-------- Source material

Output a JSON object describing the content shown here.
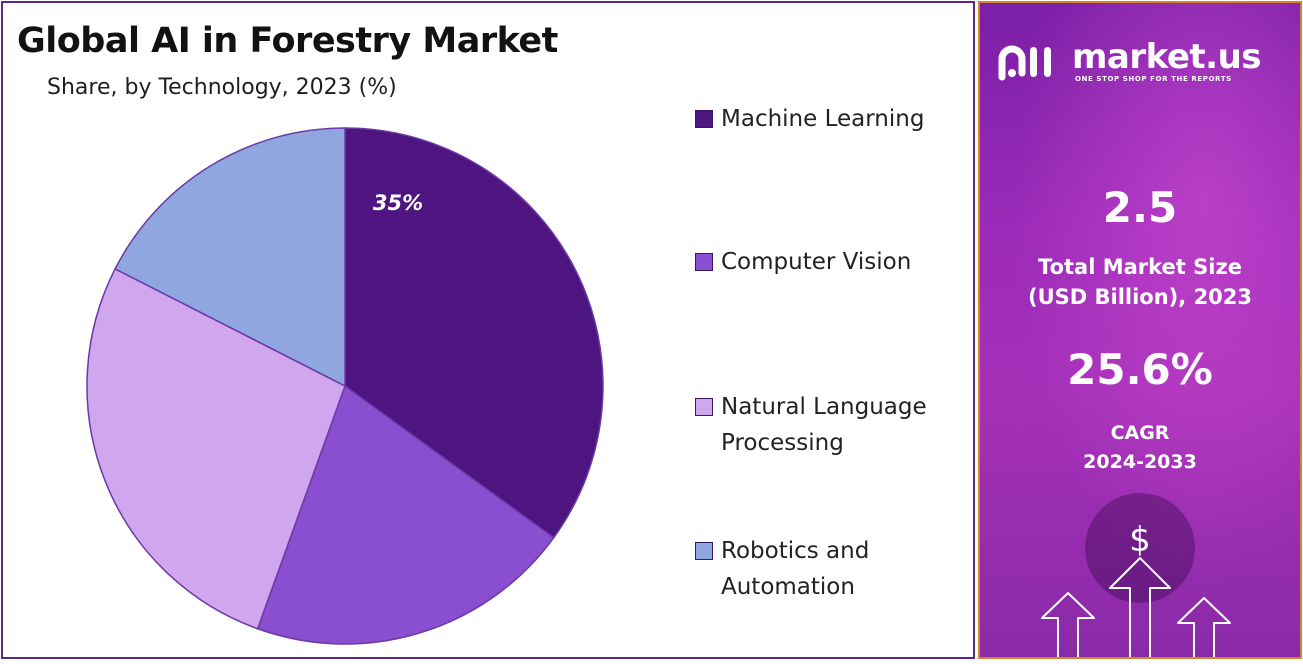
{
  "chart_data": {
    "type": "pie",
    "title": "Global AI in Forestry Market",
    "subtitle": "Share, by Technology, 2023 (%)",
    "categories": [
      "Machine Learning",
      "Computer Vision",
      "Natural Language Processing",
      "Robotics and Automation"
    ],
    "values": [
      35,
      20.5,
      27,
      17.5
    ],
    "colors": [
      "#4e1580",
      "#8a4fd0",
      "#d0a6ee",
      "#8fa6de"
    ],
    "data_labels": [
      "35%",
      null,
      null,
      null
    ],
    "legend_placement": "right"
  },
  "legend": {
    "items": [
      {
        "label": "Machine Learning",
        "color": "#4e1580"
      },
      {
        "label": "Computer Vision",
        "color": "#8a4fd0"
      },
      {
        "label": "Natural Language Processing",
        "color": "#d0a6ee"
      },
      {
        "label": "Robotics and Automation",
        "color": "#8fa6de"
      }
    ]
  },
  "sidebar": {
    "brand": "market.us",
    "tagline": "ONE STOP SHOP FOR THE REPORTS",
    "market_size_value": "2.5",
    "market_size_label_1": "Total Market Size",
    "market_size_label_2": "(USD Billion), 2023",
    "cagr_value": "25.6%",
    "cagr_label_1": "CAGR",
    "cagr_label_2": "2024-2033",
    "deco_icon": "dollar-growth-arrows-icon",
    "colors": {
      "gradient_top": "#7a1fa6",
      "gradient_bottom": "#a530b8",
      "border": "#d9822b"
    }
  }
}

----------------

Instruction: Each line holding "Processing" must be found and copied.

Worked answer:
      "Natural Language Processing",
        "label": "Natural Language Processing",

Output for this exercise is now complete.